**Problem details:** Set down the records once more, please, exactly and with the pictures left out.
── Records shown ──
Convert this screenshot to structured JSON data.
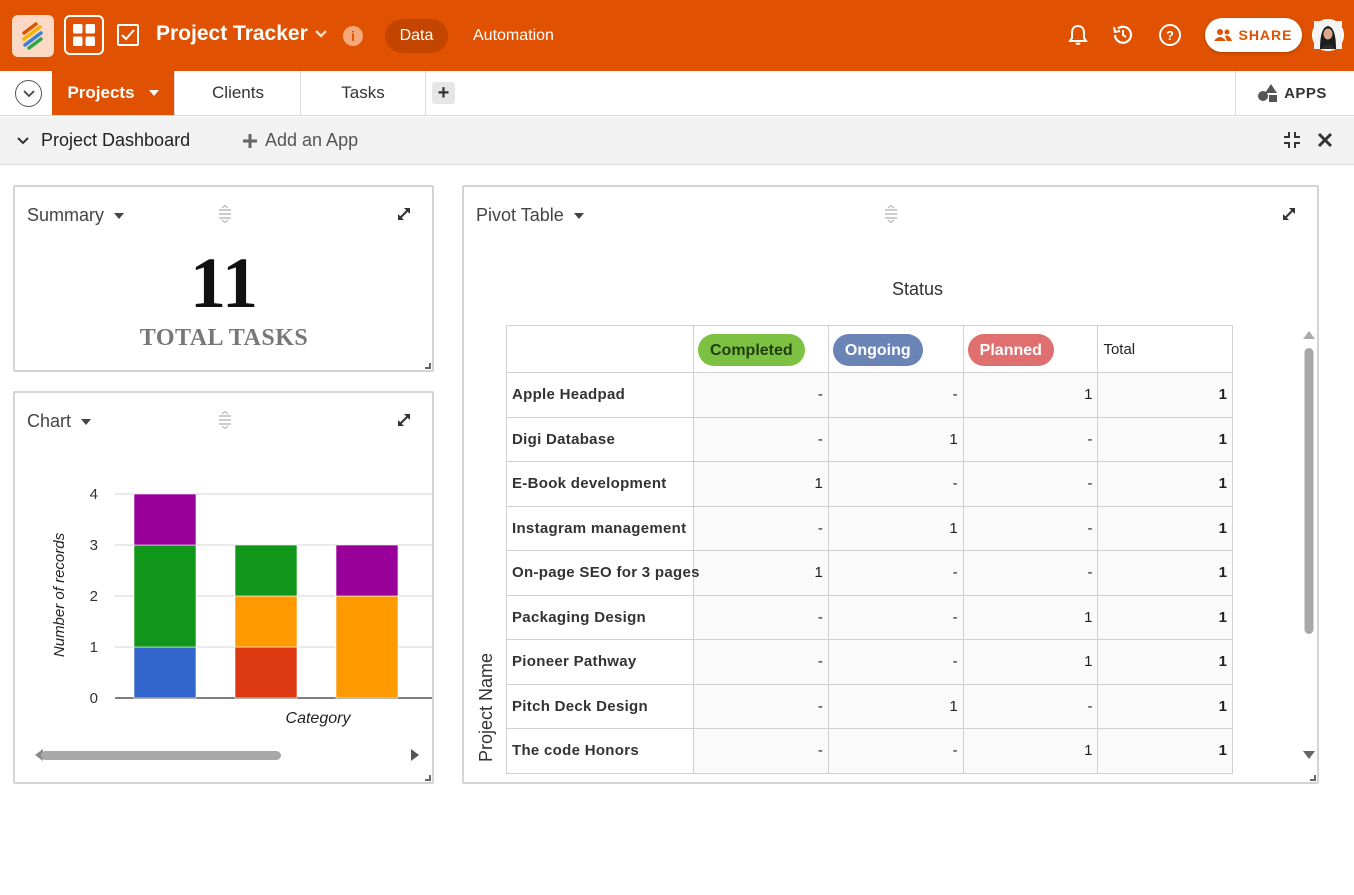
{
  "app": {
    "title": "Project Tracker",
    "nav": {
      "data": "Data",
      "automation": "Automation"
    },
    "share_label": "SHARE"
  },
  "tabs": {
    "items": [
      {
        "label": "Projects",
        "active": true
      },
      {
        "label": "Clients",
        "active": false
      },
      {
        "label": "Tasks",
        "active": false
      }
    ],
    "apps_label": "APPS"
  },
  "dashboard": {
    "title": "Project Dashboard",
    "add_app": "Add an App"
  },
  "summary": {
    "title": "Summary",
    "value": "11",
    "label": "TOTAL TASKS"
  },
  "chart_widget": {
    "title": "Chart"
  },
  "chart_data": {
    "type": "bar",
    "stacked": true,
    "xlabel": "Category",
    "ylabel": "Number of records",
    "ylim": [
      0,
      4
    ],
    "yticks": [
      "0",
      "1",
      "2",
      "3",
      "4"
    ],
    "categories": [
      "",
      "",
      ""
    ],
    "series": [
      {
        "color": "#3366cc",
        "values": [
          1,
          0,
          0
        ]
      },
      {
        "color": "#dc3912",
        "values": [
          0,
          1,
          0
        ]
      },
      {
        "color": "#ff9900",
        "values": [
          0,
          1,
          2
        ]
      },
      {
        "color": "#109618",
        "values": [
          2,
          1,
          0
        ]
      },
      {
        "color": "#990099",
        "values": [
          1,
          0,
          1
        ]
      }
    ],
    "grid": true
  },
  "pivot": {
    "title": "Pivot Table",
    "column_field": "Status",
    "row_field": "Project Name",
    "columns": [
      {
        "label": "Completed",
        "color": "#7cc142",
        "text_color": "#1f3d0f"
      },
      {
        "label": "Ongoing",
        "color": "#6a84b5",
        "text_color": "#ffffff"
      },
      {
        "label": "Planned",
        "color": "#e07070",
        "text_color": "#ffffff"
      }
    ],
    "total_label": "Total",
    "rows": [
      {
        "name": "Apple Headpad",
        "values": [
          "-",
          "-",
          "1"
        ],
        "total": "1"
      },
      {
        "name": "Digi Database",
        "values": [
          "-",
          "1",
          "-"
        ],
        "total": "1"
      },
      {
        "name": "E-Book development",
        "values": [
          "1",
          "-",
          "-"
        ],
        "total": "1"
      },
      {
        "name": "Instagram management",
        "values": [
          "-",
          "1",
          "-"
        ],
        "total": "1"
      },
      {
        "name": "On-page SEO for 3 pages",
        "values": [
          "1",
          "-",
          "-"
        ],
        "total": "1"
      },
      {
        "name": "Packaging Design",
        "values": [
          "-",
          "-",
          "1"
        ],
        "total": "1"
      },
      {
        "name": "Pioneer Pathway",
        "values": [
          "-",
          "-",
          "1"
        ],
        "total": "1"
      },
      {
        "name": "Pitch Deck Design",
        "values": [
          "-",
          "1",
          "-"
        ],
        "total": "1"
      },
      {
        "name": "The code Honors",
        "values": [
          "-",
          "-",
          "1"
        ],
        "total": "1"
      }
    ]
  },
  "colors": {
    "brand": "#e05201",
    "brand_dark": "#c44500"
  }
}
───
**Expected answer:**
Convert this screenshot to structured JSON data.
{
  "app": {
    "title": "Project Tracker",
    "nav": {
      "data": "Data",
      "automation": "Automation"
    },
    "share_label": "SHARE"
  },
  "tabs": {
    "items": [
      {
        "label": "Projects",
        "active": true
      },
      {
        "label": "Clients",
        "active": false
      },
      {
        "label": "Tasks",
        "active": false
      }
    ],
    "apps_label": "APPS"
  },
  "dashboard": {
    "title": "Project Dashboard",
    "add_app": "Add an App"
  },
  "summary": {
    "title": "Summary",
    "value": "11",
    "label": "TOTAL TASKS"
  },
  "chart_widget": {
    "title": "Chart"
  },
  "chart_data": {
    "type": "bar",
    "stacked": true,
    "xlabel": "Category",
    "ylabel": "Number of records",
    "ylim": [
      0,
      4
    ],
    "yticks": [
      "0",
      "1",
      "2",
      "3",
      "4"
    ],
    "categories": [
      "",
      "",
      ""
    ],
    "series": [
      {
        "color": "#3366cc",
        "values": [
          1,
          0,
          0
        ]
      },
      {
        "color": "#dc3912",
        "values": [
          0,
          1,
          0
        ]
      },
      {
        "color": "#ff9900",
        "values": [
          0,
          1,
          2
        ]
      },
      {
        "color": "#109618",
        "values": [
          2,
          1,
          0
        ]
      },
      {
        "color": "#990099",
        "values": [
          1,
          0,
          1
        ]
      }
    ],
    "grid": true
  },
  "pivot": {
    "title": "Pivot Table",
    "column_field": "Status",
    "row_field": "Project Name",
    "columns": [
      {
        "label": "Completed",
        "color": "#7cc142",
        "text_color": "#1f3d0f"
      },
      {
        "label": "Ongoing",
        "color": "#6a84b5",
        "text_color": "#ffffff"
      },
      {
        "label": "Planned",
        "color": "#e07070",
        "text_color": "#ffffff"
      }
    ],
    "total_label": "Total",
    "rows": [
      {
        "name": "Apple Headpad",
        "values": [
          "-",
          "-",
          "1"
        ],
        "total": "1"
      },
      {
        "name": "Digi Database",
        "values": [
          "-",
          "1",
          "-"
        ],
        "total": "1"
      },
      {
        "name": "E-Book development",
        "values": [
          "1",
          "-",
          "-"
        ],
        "total": "1"
      },
      {
        "name": "Instagram management",
        "values": [
          "-",
          "1",
          "-"
        ],
        "total": "1"
      },
      {
        "name": "On-page SEO for 3 pages",
        "values": [
          "1",
          "-",
          "-"
        ],
        "total": "1"
      },
      {
        "name": "Packaging Design",
        "values": [
          "-",
          "-",
          "1"
        ],
        "total": "1"
      },
      {
        "name": "Pioneer Pathway",
        "values": [
          "-",
          "-",
          "1"
        ],
        "total": "1"
      },
      {
        "name": "Pitch Deck Design",
        "values": [
          "-",
          "1",
          "-"
        ],
        "total": "1"
      },
      {
        "name": "The code Honors",
        "values": [
          "-",
          "-",
          "1"
        ],
        "total": "1"
      }
    ]
  },
  "colors": {
    "brand": "#e05201",
    "brand_dark": "#c44500"
  }
}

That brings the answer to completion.